* **WHAT IS ASKED**: Tally how many lines of the listing include the string "corner". Reply with the number alone.

* **DATA FOR PROCESSING**:
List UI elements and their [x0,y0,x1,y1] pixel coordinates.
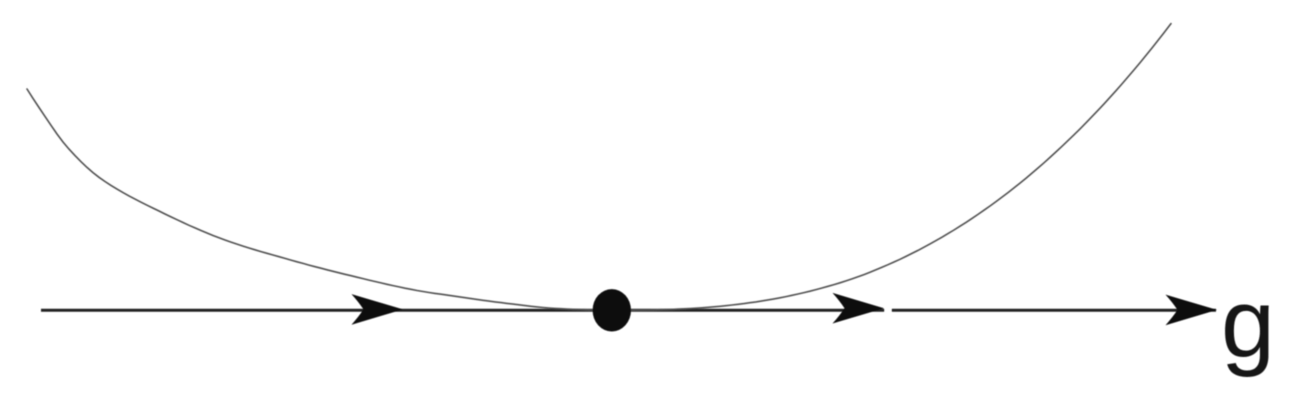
==
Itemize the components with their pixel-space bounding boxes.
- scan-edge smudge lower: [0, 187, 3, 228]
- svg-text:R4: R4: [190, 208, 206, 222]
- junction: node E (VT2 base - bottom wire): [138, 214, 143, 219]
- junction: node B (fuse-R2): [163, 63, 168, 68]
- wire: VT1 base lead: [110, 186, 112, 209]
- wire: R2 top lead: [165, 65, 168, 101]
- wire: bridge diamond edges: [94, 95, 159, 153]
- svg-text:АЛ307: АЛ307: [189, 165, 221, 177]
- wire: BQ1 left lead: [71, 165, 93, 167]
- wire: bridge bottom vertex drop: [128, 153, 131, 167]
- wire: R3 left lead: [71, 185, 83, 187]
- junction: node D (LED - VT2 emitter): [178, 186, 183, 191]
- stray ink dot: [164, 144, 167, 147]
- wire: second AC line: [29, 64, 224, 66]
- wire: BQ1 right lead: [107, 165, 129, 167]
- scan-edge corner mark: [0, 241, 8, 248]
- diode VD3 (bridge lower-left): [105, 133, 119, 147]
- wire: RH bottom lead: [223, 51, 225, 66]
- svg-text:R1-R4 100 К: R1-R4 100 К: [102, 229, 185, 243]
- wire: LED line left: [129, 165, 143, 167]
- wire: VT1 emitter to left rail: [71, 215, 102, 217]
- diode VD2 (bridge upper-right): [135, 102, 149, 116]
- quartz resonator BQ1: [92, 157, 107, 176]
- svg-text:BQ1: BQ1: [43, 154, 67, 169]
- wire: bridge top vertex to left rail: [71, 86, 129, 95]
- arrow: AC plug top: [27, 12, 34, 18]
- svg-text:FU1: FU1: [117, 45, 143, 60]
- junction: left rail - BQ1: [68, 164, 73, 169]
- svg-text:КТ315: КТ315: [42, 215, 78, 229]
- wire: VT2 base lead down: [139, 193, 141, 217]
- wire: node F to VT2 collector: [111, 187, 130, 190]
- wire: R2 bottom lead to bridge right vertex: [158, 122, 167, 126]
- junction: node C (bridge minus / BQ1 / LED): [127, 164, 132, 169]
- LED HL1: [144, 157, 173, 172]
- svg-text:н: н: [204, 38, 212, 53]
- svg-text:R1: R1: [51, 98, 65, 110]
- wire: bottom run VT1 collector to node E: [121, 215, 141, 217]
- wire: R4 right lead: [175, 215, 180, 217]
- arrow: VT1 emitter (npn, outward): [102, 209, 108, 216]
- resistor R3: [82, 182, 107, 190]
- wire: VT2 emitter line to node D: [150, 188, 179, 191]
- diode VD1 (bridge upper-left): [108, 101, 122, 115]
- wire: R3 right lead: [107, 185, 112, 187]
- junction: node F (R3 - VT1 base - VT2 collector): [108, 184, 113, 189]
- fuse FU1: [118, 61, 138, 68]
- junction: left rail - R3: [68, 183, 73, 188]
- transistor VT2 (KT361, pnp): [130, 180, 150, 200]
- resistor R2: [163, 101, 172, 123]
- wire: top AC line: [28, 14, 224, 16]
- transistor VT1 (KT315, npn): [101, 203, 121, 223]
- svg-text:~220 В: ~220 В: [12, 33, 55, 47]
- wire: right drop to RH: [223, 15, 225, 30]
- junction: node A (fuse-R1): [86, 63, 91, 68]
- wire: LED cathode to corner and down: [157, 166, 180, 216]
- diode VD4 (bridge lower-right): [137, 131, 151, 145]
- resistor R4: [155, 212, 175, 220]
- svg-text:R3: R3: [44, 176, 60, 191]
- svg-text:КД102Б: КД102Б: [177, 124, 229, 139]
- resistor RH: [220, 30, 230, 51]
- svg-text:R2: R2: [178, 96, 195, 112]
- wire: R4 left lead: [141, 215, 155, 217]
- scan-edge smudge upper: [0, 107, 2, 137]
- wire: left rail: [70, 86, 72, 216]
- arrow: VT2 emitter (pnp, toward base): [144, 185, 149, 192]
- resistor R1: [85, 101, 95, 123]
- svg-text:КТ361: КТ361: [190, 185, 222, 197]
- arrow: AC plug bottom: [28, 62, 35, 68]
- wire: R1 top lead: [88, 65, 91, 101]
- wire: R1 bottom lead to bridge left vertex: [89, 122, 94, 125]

* **SOLUTION TO THE EXERCISE**: 2